TASK INPUTS

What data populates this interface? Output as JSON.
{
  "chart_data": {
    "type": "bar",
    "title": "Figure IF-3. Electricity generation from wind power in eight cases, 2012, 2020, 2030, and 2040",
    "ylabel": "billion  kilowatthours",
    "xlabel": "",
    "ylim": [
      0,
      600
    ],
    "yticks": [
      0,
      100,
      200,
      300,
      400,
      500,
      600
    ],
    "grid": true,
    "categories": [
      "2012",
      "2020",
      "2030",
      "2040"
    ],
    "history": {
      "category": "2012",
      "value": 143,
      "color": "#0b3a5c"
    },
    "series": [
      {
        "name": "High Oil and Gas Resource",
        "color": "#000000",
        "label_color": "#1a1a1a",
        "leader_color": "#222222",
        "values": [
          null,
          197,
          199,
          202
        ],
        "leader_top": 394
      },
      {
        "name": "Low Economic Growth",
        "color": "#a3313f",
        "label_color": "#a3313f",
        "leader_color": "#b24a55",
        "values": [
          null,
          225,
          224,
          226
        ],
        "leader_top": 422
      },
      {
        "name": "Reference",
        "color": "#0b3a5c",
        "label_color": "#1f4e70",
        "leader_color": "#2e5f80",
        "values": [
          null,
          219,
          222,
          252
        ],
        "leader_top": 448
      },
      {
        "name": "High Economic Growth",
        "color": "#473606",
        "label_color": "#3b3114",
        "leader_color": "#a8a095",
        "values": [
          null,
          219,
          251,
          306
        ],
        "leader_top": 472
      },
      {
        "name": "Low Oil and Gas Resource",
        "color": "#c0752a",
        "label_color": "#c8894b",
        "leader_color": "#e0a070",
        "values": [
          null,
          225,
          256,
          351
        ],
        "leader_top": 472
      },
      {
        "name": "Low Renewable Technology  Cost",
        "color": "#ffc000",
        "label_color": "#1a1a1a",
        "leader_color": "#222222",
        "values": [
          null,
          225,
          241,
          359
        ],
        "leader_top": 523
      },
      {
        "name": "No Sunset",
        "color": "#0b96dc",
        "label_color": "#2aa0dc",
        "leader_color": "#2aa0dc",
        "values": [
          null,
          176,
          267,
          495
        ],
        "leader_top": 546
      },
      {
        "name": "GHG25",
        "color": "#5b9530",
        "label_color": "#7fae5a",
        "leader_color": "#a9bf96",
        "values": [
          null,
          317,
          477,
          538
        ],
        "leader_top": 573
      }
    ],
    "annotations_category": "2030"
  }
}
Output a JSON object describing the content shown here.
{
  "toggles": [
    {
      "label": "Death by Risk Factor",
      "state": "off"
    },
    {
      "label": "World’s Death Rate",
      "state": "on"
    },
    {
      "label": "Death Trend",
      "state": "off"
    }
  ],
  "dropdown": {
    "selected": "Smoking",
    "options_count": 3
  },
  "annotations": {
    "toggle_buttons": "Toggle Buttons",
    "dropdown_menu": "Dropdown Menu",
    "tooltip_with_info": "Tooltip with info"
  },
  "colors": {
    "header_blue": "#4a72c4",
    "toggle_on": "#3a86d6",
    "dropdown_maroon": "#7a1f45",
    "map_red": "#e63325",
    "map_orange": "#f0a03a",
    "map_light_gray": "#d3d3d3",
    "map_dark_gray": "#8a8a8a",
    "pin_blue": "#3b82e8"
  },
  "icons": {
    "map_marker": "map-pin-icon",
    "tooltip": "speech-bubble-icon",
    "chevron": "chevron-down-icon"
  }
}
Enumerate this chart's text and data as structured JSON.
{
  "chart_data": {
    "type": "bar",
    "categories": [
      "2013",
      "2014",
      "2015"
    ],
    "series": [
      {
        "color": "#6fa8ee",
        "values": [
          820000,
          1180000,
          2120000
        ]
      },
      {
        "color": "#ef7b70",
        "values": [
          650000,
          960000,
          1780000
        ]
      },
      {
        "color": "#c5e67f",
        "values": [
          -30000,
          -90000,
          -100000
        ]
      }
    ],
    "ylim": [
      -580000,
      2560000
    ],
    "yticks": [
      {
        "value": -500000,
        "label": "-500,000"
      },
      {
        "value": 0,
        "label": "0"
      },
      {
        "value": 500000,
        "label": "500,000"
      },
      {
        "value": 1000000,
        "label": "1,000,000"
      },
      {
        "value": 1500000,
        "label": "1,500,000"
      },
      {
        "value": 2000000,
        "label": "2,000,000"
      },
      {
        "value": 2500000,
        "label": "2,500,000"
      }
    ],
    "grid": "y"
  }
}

EXERCISE BRIEF
Among the lines above, count those containing the word "Output" and give nothing but the result.

SOLUTION
2